Exercise directions
Please find all lines in the data that hold the string "Proposición" and copy them.

## Start Task data

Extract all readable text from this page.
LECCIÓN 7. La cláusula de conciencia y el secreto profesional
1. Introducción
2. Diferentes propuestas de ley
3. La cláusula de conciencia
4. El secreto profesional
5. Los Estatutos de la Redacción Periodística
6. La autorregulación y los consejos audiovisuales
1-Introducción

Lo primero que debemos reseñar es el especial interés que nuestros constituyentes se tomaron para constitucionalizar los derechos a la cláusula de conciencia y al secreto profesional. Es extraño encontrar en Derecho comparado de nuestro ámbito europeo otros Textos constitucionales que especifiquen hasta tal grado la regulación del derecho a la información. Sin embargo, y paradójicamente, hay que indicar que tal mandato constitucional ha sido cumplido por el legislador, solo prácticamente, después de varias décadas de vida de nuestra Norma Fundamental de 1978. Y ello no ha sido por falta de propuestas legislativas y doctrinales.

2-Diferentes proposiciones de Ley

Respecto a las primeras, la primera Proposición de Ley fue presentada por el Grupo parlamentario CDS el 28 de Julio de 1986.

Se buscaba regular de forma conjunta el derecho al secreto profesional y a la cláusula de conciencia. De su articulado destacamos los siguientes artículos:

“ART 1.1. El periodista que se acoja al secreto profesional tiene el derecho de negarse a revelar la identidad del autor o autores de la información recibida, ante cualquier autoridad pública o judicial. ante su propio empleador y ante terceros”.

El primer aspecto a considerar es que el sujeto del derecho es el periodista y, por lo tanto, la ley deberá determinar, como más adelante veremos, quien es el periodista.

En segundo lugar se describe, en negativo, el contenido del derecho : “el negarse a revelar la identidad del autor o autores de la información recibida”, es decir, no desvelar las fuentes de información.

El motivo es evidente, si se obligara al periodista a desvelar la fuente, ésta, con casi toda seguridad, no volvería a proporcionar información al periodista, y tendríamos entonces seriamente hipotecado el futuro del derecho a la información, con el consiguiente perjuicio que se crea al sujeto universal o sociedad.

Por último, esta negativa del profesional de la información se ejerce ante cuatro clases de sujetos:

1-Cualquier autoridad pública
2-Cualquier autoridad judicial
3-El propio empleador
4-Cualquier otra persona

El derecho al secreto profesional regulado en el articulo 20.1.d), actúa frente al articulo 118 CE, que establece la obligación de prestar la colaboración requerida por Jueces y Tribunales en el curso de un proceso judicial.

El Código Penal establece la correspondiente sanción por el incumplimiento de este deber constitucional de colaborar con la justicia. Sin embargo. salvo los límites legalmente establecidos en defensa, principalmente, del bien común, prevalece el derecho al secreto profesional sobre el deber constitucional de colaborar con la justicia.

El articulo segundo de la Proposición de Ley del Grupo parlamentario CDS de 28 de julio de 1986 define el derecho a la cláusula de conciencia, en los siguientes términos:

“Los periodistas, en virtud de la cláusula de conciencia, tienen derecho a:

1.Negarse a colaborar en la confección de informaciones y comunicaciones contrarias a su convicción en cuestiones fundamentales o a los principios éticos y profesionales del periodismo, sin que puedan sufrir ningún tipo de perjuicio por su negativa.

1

## End Task data

Response to this exercise
Respecto a las primeras, la primera Proposición de Ley fue presentada por el Grupo parlamentario CDS el 28 de Julio de 1986.
El articulo segundo de la Proposición de Ley del Grupo parlamentario CDS de 28 de julio de 1986 define el derecho a la cláusula de conciencia, en los siguientes términos:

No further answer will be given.